**引用文:**
________

今日は、2007年に開通したLGV東ヨーロッパ線で、一路パリへ向かう。
この路線、営業運転前の試験走行で車輪で走る列車としては世界最速の574.8キロという
とんでもない記録を樹立したことで記憶に新しい。
食堂は学生で大賑わいで、東洋人は我々しかいない。
厚木くんと朝食を摂り、再開を約束してユースホステルを後にする。
ひんやりと湿っぽい朝の空気の中を、駅へ向かう。
TGVが出る9時15分まではまだ時間があるので、音楽を聴いて過ごそう。
ストラスブールからパリまでは、2時間ちょっとの小旅行。
運賃は58ユーロ(約6500円)だ。
新幹線のような俊敏な加速はせず、じわじわと速度を上げたTGVは広大な景色の中を快走する。
延々と続く穀倉地帯を見て、フランスは農業大国だと実感した。
旅の終着駅、頭端式ホームのパリ東駅へ音もなく滑り込む。
隣のホームには、最近乗り入れを開始したICEが停車していた。
首都パリは、多くの人々が行き交い雑踏に包まれていた。
メトロへの通路では、許可を取ったアーティストたちが路上ライブをしている。
ホームで待っていると、ゴロゴロと音が近づき旧型の車両がやってきた。
ドアは半自動らしく、降車の乗客がドアについたハンドルを押し下げると
バネで弾かれたように、ガラガラガッコンと音を立ててドアが開く。
なんだかすごくレトロだ。
車内に乗り込んでしばらくすると、突然ジプシー風の女性が歌を歌いながら
サウンド・オブ・ミュージックよろしく車内をクルクルと移動し始めた。
とても驚いたが、ここは気にしない風を装おうと決め込み
それとなしに周りを見回すと、やはり皆まったく無視。
ひとしきり歌い終えると乗客の前で手を出して回る。
ふむふむ。
日常茶飯事の光景なんだろう。
すごく新鮮で楽しい!
ルーヴル美術館の最寄り駅、パレ・ロワイヤル・ミュゼ・デュ・ルーヴル駅(Palais Royal Musse de Louvre)で下車。
また、このデザインと言ったら。
ランプが赤っていうのが憎い。
遂にやってきた・・・
有名なピラミッド、ルーヴル美術館だ。
さすがに世界的に有名な観光地。人が多い多い。
ピラミッドから中に入ると、地下にメインホールはある。
入館料9.5ユーロ(約1050円)を払い、日本語のパンフレットをゲット。
下調べ無しで訪れたけれど、ルーヴル美術館は広大なのね。
宮殿が丸ごと美術館になっていて、シュリー、ドゥノン、リシュリュー各翼
それを繋ぐ建物群で構成されており、これでは1日費やしても見切れないな。

________

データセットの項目

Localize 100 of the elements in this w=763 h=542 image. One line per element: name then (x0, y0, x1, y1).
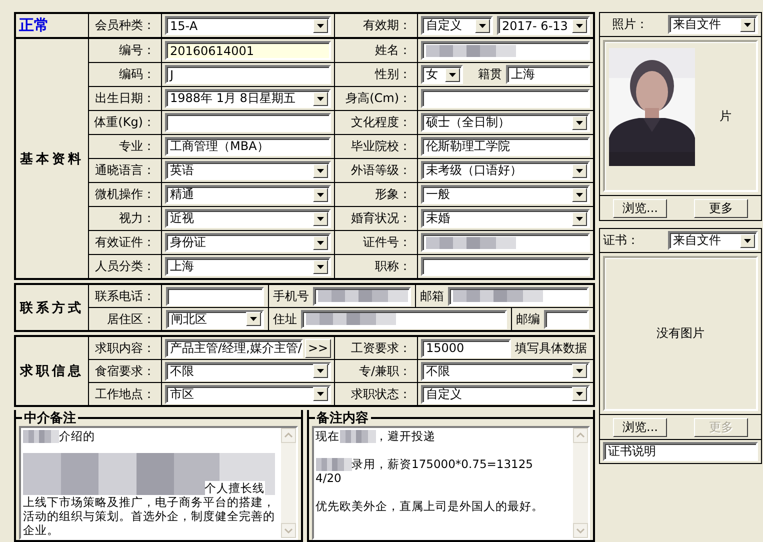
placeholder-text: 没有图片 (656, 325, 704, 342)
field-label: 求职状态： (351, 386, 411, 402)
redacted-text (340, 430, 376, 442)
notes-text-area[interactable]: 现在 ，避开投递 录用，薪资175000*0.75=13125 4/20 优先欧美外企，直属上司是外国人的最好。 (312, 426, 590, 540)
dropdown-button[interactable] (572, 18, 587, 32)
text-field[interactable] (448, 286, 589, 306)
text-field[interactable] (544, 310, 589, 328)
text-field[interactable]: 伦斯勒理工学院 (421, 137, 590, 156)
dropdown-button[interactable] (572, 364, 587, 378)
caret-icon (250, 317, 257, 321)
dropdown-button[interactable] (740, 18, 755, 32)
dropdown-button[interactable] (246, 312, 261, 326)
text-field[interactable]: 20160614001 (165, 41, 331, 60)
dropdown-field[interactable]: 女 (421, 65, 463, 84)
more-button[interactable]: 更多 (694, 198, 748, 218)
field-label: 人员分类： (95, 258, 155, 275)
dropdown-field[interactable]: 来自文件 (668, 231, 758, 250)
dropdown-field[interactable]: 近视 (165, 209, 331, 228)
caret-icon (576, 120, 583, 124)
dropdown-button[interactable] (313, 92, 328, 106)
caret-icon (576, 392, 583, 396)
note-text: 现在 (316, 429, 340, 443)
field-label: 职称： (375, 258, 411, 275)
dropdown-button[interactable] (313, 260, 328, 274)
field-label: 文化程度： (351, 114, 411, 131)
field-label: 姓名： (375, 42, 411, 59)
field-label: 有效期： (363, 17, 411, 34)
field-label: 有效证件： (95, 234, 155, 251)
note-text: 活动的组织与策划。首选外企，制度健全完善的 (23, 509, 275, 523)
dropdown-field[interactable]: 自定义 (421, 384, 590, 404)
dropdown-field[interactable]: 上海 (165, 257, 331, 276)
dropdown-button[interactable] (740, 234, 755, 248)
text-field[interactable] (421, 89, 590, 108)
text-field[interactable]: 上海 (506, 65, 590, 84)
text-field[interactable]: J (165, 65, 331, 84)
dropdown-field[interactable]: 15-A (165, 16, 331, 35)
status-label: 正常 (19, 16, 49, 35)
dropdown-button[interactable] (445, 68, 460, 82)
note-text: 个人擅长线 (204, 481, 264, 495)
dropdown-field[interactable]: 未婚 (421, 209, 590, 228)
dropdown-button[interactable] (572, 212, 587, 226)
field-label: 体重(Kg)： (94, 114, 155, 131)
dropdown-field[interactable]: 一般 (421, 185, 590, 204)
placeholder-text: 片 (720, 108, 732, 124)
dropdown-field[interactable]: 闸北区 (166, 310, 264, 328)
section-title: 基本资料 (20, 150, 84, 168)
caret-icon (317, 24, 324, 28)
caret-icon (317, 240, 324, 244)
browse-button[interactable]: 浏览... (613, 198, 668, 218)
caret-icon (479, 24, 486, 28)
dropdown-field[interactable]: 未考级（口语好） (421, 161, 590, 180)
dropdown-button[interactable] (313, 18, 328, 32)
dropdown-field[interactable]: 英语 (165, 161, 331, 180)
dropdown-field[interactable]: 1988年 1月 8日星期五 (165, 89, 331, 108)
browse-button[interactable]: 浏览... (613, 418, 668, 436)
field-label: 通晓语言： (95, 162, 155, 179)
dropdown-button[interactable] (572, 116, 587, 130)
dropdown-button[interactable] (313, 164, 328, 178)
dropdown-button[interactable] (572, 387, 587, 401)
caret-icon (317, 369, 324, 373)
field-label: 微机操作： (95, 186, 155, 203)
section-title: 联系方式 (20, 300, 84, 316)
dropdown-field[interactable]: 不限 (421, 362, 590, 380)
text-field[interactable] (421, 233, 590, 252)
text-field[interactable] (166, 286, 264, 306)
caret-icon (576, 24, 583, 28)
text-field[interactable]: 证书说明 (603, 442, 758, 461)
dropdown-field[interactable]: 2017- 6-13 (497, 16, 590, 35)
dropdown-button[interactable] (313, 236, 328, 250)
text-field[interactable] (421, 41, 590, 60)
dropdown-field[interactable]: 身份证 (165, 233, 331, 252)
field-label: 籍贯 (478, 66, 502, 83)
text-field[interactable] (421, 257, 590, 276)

________

**次の設問:**
#1 パリ旅行記について、次の問いに答えてください。
(a) TGVが出発する時刻は何時何分か。
(b) ストラスブールからパリまでの運賃はいくらか。
(c) ルーヴル美術館の入館料はいくらか。
#2 パリ旅行記の最後の文のあとから、続きを書き足してください。

**解答:**
#1
(a) 9時15分
(b) 58ユーロ(約6500円)
(c) 9.5ユーロ(約1050円)

#2
しようがないので、有名な作品に絞って鑑賞することにしドゥノン翼へ向かう。
入ってすぐに始まるエトルリア、ローマ美術の展示エリアは急ぎ足で通過し
ダリュの階段まで来て見えてきたのは「サモトラケのニケ」だ。
なんて、神々しい・・・
回廊の両側に絵画が並ぶ。
たぶん美術の教科書で見たのだろう。
見覚えのある絵画もちらりほらり散見されたけれど、今はただ先を急ぐ。
さすがは超有名な絵画。
ここだけ人だかりができていて、しきりにフラッシュが炊かれている。
よく見えないって?
壁に剥き出しで展示された、その他多くのギャラリーフレンドリーな絵画とは趣を異にした
防弾ガラスに収まったその絵画は、思ったよりもずいぶんと小さかった。
近くに寄れないので、絵画としての良さを判断することはできない。
はじめて会ったモナ・リザは、有名になりすぎたせいで少し気の毒だった。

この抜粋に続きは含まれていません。